EXTRACTED MATERIAL.
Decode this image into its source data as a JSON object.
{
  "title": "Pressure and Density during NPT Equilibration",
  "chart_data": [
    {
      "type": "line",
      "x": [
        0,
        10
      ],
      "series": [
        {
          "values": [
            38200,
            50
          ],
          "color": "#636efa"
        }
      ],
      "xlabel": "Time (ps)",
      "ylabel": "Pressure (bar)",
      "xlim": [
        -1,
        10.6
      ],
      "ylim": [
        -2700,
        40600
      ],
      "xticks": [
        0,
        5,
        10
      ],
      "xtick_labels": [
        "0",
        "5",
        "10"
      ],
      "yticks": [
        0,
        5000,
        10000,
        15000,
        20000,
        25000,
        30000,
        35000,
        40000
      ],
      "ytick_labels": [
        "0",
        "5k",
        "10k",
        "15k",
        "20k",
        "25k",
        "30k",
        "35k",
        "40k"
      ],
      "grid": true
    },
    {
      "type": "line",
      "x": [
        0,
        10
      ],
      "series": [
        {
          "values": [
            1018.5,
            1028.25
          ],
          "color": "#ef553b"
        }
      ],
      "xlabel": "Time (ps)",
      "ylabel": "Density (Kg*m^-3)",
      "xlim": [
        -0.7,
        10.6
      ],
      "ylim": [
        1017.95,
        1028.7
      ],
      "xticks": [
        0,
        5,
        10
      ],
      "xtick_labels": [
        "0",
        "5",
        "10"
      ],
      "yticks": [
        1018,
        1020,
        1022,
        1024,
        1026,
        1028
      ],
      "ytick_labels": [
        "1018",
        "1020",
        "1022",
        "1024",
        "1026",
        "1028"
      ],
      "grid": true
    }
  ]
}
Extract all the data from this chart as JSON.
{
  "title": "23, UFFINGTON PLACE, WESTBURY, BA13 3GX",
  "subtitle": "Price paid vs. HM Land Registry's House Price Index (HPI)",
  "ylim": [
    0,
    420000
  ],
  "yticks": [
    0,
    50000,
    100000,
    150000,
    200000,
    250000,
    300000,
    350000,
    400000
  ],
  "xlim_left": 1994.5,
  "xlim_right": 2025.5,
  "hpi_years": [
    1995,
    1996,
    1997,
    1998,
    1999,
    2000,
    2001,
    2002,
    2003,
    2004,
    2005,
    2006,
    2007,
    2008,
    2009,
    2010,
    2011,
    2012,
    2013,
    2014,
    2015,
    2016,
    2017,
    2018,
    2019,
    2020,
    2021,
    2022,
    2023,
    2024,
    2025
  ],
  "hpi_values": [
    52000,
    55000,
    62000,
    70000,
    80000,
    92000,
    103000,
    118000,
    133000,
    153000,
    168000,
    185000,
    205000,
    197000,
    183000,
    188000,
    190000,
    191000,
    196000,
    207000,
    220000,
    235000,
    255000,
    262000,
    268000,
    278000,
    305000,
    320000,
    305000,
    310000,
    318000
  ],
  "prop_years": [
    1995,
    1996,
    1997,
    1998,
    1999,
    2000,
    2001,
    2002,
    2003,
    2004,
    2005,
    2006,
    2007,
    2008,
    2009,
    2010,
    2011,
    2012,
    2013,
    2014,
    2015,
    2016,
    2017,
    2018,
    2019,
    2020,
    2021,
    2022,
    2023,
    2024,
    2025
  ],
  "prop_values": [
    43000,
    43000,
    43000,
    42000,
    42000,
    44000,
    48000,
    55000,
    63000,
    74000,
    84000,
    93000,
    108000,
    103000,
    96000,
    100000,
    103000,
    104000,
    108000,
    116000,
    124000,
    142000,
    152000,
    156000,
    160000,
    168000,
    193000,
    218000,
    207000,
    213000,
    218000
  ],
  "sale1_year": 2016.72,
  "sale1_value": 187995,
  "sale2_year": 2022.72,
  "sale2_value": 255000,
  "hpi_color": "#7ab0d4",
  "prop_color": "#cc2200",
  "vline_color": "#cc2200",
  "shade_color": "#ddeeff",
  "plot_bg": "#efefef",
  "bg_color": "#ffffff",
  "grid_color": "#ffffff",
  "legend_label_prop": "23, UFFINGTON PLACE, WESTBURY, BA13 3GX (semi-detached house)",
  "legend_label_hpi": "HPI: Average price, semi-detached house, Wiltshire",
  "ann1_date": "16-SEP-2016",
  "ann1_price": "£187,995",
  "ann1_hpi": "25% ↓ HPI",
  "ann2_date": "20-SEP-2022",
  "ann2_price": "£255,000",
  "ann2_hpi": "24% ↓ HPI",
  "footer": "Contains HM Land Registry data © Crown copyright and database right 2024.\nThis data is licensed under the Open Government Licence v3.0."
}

EXERCISE INSTRUCTIONS.
Copy out the lines in which the string "detached" appears.

OUTPUT BELOW.
  "legend_label_prop": "23, UFFINGTON PLACE, WESTBURY, BA13 3GX (semi-detached house)",
  "legend_label_hpi": "HPI: Average price, semi-detached house, Wiltshire",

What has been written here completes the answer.